REQUIRED TASK
Rewrite the entries from the start through the line containing "bets-bar (307, 537, 309, 573)", inclusive, with "premium-series-line" changed to "term-premium-line" and everything else left as it is.

THE INPUT
[BEGIN]
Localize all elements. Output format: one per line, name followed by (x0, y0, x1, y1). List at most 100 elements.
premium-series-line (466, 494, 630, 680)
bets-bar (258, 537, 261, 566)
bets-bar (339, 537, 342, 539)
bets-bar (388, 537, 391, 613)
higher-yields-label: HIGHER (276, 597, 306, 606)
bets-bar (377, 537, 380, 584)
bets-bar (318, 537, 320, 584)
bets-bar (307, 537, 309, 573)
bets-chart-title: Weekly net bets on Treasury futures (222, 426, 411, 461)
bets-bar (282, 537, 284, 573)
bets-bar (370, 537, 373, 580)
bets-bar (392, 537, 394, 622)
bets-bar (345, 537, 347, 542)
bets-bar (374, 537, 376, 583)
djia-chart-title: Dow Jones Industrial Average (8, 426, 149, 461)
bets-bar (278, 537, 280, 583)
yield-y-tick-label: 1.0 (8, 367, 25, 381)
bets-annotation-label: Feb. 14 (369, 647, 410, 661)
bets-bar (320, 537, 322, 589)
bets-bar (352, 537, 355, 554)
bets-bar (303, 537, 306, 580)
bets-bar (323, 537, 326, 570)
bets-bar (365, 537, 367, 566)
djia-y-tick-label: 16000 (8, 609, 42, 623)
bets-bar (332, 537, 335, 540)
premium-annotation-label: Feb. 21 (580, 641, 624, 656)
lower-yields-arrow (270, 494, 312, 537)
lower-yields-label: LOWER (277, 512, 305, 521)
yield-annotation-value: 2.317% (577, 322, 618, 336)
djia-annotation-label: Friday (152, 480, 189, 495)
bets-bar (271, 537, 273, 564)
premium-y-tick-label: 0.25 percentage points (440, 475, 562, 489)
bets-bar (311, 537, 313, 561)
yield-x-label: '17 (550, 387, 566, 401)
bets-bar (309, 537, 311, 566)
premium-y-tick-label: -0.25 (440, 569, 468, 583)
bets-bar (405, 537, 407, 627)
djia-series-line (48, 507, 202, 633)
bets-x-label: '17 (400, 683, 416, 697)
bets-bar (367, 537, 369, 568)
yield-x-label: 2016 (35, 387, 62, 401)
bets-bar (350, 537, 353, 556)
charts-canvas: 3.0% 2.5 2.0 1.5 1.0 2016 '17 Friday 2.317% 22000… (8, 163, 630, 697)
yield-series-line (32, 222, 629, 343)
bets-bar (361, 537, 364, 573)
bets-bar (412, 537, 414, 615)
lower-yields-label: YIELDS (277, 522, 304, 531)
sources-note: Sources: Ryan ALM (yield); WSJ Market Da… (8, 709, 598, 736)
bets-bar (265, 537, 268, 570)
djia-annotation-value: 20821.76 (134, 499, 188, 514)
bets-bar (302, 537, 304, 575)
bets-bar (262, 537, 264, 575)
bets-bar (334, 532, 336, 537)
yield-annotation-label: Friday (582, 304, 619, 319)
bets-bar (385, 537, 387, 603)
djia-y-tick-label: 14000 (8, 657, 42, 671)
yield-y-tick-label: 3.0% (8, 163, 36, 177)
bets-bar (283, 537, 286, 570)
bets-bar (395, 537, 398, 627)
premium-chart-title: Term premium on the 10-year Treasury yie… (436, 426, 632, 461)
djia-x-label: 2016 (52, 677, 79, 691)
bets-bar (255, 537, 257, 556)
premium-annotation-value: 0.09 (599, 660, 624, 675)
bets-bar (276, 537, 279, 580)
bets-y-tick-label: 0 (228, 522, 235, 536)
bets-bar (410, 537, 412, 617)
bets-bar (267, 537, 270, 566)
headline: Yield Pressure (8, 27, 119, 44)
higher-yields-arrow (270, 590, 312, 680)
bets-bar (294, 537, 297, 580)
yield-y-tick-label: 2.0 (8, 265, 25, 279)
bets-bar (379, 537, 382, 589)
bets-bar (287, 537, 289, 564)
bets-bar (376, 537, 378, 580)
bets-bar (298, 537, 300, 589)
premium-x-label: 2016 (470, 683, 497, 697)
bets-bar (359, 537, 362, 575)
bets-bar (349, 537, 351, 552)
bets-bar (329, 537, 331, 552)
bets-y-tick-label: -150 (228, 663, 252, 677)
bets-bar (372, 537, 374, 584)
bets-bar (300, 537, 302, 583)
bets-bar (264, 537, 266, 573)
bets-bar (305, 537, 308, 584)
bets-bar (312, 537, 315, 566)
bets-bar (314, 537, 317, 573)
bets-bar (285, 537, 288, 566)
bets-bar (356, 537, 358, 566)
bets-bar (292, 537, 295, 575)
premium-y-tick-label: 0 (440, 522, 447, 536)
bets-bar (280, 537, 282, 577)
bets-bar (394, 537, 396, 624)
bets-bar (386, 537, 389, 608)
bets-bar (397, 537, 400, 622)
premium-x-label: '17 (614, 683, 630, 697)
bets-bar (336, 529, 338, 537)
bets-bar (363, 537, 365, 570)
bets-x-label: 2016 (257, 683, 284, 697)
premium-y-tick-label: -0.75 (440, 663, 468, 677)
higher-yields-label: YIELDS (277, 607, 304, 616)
[END]
TASK RESULT
Localize all elements. Output format: one per line, name followed by (x0, y0, x1, y1). List at most 100 elements.
term-premium-line (466, 494, 630, 680)
bets-bar (258, 537, 261, 566)
bets-bar (339, 537, 342, 539)
bets-bar (388, 537, 391, 613)
higher-yields-label: HIGHER (276, 597, 306, 606)
bets-bar (377, 537, 380, 584)
bets-bar (318, 537, 320, 584)
bets-bar (307, 537, 309, 573)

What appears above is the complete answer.